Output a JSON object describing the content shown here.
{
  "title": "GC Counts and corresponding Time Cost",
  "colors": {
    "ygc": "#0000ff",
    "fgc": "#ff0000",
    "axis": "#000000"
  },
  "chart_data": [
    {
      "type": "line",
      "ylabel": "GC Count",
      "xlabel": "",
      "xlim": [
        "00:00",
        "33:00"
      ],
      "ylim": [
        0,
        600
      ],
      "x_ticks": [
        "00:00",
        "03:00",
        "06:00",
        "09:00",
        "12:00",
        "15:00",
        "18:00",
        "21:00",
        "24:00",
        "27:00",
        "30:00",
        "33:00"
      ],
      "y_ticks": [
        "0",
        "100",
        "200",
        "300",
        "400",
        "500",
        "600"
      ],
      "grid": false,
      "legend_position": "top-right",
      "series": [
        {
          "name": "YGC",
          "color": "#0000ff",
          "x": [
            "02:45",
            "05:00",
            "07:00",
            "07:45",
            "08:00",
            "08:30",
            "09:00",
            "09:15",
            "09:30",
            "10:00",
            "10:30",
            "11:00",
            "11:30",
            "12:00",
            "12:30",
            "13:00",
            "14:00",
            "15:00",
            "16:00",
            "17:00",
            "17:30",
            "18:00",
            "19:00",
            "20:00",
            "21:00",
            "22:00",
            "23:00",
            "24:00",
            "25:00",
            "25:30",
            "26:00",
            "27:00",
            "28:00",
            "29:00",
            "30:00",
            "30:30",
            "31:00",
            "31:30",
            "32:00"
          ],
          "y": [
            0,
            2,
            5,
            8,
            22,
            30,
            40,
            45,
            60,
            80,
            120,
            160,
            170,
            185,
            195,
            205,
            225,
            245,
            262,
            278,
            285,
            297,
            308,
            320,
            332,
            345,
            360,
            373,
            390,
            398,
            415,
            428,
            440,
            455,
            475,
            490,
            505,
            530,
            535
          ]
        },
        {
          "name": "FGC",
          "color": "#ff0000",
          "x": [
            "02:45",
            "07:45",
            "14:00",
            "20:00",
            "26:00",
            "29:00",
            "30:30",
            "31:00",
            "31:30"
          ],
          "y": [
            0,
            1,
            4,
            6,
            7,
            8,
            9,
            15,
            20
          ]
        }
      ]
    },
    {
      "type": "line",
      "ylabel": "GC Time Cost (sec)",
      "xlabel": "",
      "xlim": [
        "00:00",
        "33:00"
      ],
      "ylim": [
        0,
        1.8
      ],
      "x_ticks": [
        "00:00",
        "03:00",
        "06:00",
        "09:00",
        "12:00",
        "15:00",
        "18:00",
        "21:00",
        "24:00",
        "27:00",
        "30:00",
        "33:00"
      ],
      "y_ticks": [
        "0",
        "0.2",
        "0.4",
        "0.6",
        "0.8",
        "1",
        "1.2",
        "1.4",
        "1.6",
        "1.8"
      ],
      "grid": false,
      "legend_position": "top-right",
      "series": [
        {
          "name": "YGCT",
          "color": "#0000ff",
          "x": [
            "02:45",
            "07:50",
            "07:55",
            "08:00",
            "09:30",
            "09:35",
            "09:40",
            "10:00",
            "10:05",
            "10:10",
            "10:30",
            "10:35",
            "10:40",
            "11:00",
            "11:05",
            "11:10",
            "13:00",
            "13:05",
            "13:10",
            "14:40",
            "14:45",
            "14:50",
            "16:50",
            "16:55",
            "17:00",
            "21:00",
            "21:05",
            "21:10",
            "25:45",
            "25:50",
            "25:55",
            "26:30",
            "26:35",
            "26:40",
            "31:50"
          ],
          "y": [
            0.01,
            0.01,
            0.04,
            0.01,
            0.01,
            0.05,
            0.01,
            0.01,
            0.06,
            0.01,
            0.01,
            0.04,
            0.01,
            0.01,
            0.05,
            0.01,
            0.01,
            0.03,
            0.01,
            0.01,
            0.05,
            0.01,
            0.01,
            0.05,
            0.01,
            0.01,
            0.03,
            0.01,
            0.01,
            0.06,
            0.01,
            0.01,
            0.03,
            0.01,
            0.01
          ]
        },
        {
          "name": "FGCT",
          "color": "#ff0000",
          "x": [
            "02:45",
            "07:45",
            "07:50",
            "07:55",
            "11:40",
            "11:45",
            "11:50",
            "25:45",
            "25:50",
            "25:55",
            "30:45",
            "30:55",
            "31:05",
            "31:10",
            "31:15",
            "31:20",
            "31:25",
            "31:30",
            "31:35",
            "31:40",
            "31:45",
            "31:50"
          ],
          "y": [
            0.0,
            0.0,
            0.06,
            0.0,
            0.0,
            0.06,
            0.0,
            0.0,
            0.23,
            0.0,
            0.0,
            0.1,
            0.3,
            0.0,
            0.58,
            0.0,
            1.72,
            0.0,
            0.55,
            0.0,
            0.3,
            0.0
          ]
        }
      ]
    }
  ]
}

◇ ◇ ◇ ◇ ◇ ◇ ◇

** WHAT YOU HAVE TO DO **
List every line above containing the word "ylabel".

** RESULT OF THE TASK **
      "ylabel": "GC Count",
      "ylabel": "GC Time Cost (sec)",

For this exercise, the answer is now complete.